__TASK DESCRIPTION__. Each line that follows should be printed again exactly as it stands.

Figure content listings
----------

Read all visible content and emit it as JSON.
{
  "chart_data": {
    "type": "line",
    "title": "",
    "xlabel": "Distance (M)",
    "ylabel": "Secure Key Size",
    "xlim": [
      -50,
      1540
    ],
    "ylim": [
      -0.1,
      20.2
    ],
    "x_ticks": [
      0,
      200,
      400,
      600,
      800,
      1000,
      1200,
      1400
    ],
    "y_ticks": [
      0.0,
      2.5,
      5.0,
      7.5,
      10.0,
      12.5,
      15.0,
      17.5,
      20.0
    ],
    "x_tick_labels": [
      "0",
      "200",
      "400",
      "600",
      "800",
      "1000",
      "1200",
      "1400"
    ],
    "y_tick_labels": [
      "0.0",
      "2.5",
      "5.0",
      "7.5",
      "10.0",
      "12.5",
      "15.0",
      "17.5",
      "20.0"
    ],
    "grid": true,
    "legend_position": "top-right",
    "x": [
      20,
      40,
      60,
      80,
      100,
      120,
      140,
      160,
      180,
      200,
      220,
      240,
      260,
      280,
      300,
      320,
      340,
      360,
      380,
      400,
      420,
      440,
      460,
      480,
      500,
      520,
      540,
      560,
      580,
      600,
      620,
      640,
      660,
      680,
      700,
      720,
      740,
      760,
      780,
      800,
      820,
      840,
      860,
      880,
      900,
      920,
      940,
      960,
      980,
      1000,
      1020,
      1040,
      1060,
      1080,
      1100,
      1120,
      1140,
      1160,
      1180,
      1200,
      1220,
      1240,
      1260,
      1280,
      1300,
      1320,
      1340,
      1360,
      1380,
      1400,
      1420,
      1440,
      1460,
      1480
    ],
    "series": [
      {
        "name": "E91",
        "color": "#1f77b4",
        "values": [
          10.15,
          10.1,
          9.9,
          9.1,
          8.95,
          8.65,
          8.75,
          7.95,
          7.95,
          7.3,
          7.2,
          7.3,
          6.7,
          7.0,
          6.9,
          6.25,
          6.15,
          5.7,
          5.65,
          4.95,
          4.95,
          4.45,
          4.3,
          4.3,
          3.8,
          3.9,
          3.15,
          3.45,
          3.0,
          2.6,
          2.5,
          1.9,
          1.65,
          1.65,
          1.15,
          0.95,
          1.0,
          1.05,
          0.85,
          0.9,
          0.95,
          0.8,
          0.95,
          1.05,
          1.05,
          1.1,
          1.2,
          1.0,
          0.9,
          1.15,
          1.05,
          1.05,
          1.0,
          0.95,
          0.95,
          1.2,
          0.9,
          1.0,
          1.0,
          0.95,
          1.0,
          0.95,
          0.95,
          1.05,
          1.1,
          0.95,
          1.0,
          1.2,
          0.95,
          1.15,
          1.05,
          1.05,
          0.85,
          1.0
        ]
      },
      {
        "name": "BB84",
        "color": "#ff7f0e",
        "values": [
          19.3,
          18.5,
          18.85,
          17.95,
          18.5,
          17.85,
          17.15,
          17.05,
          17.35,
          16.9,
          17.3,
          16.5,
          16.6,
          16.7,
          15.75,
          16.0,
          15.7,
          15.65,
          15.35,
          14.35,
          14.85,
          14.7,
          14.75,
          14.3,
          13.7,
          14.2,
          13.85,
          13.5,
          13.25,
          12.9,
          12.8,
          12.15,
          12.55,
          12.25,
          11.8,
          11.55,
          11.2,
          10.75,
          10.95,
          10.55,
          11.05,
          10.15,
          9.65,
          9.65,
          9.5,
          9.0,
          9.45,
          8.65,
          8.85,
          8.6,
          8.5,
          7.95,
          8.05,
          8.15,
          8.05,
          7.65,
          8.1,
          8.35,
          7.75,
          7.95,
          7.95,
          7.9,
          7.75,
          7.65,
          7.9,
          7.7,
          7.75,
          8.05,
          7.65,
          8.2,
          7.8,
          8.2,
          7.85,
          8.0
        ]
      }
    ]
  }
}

----------

__FULL OUTPUT__.
Read all visible content and emit it as JSON.
{
  "chart_data": {
    "type": "line",
    "title": "",
    "xlabel": "Distance (M)",
    "ylabel": "Secure Key Size",
    "xlim": [
      -50,
      1540
    ],
    "ylim": [
      -0.1,
      20.2
    ],
    "x_ticks": [
      0,
      200,
      400,
      600,
      800,
      1000,
      1200,
      1400
    ],
    "y_ticks": [
      0.0,
      2.5,
      5.0,
      7.5,
      10.0,
      12.5,
      15.0,
      17.5,
      20.0
    ],
    "x_tick_labels": [
      "0",
      "200",
      "400",
      "600",
      "800",
      "1000",
      "1200",
      "1400"
    ],
    "y_tick_labels": [
      "0.0",
      "2.5",
      "5.0",
      "7.5",
      "10.0",
      "12.5",
      "15.0",
      "17.5",
      "20.0"
    ],
    "grid": true,
    "legend_position": "top-right",
    "x": [
      20,
      40,
      60,
      80,
      100,
      120,
      140,
      160,
      180,
      200,
      220,
      240,
      260,
      280,
      300,
      320,
      340,
      360,
      380,
      400,
      420,
      440,
      460,
      480,
      500,
      520,
      540,
      560,
      580,
      600,
      620,
      640,
      660,
      680,
      700,
      720,
      740,
      760,
      780,
      800,
      820,
      840,
      860,
      880,
      900,
      920,
      940,
      960,
      980,
      1000,
      1020,
      1040,
      1060,
      1080,
      1100,
      1120,
      1140,
      1160,
      1180,
      1200,
      1220,
      1240,
      1260,
      1280,
      1300,
      1320,
      1340,
      1360,
      1380,
      1400,
      1420,
      1440,
      1460,
      1480
    ],
    "series": [
      {
        "name": "E91",
        "color": "#1f77b4",
        "values": [
          10.15,
          10.1,
          9.9,
          9.1,
          8.95,
          8.65,
          8.75,
          7.95,
          7.95,
          7.3,
          7.2,
          7.3,
          6.7,
          7.0,
          6.9,
          6.25,
          6.15,
          5.7,
          5.65,
          4.95,
          4.95,
          4.45,
          4.3,
          4.3,
          3.8,
          3.9,
          3.15,
          3.45,
          3.0,
          2.6,
          2.5,
          1.9,
          1.65,
          1.65,
          1.15,
          0.95,
          1.0,
          1.05,
          0.85,
          0.9,
          0.95,
          0.8,
          0.95,
          1.05,
          1.05,
          1.1,
          1.2,
          1.0,
          0.9,
          1.15,
          1.05,
          1.05,
          1.0,
          0.95,
          0.95,
          1.2,
          0.9,
          1.0,
          1.0,
          0.95,
          1.0,
          0.95,
          0.95,
          1.05,
          1.1,
          0.95,
          1.0,
          1.2,
          0.95,
          1.15,
          1.05,
          1.05,
          0.85,
          1.0
        ]
      },
      {
        "name": "BB84",
        "color": "#ff7f0e",
        "values": [
          19.3,
          18.5,
          18.85,
          17.95,
          18.5,
          17.85,
          17.15,
          17.05,
          17.35,
          16.9,
          17.3,
          16.5,
          16.6,
          16.7,
          15.75,
          16.0,
          15.7,
          15.65,
          15.35,
          14.35,
          14.85,
          14.7,
          14.75,
          14.3,
          13.7,
          14.2,
          13.85,
          13.5,
          13.25,
          12.9,
          12.8,
          12.15,
          12.55,
          12.25,
          11.8,
          11.55,
          11.2,
          10.75,
          10.95,
          10.55,
          11.05,
          10.15,
          9.65,
          9.65,
          9.5,
          9.0,
          9.45,
          8.65,
          8.85,
          8.6,
          8.5,
          7.95,
          8.05,
          8.15,
          8.05,
          7.65,
          8.1,
          8.35,
          7.75,
          7.95,
          7.95,
          7.9,
          7.75,
          7.65,
          7.9,
          7.7,
          7.75,
          8.05,
          7.65,
          8.2,
          7.8,
          8.2,
          7.85,
          8.0
        ]
      }
    ]
  }
}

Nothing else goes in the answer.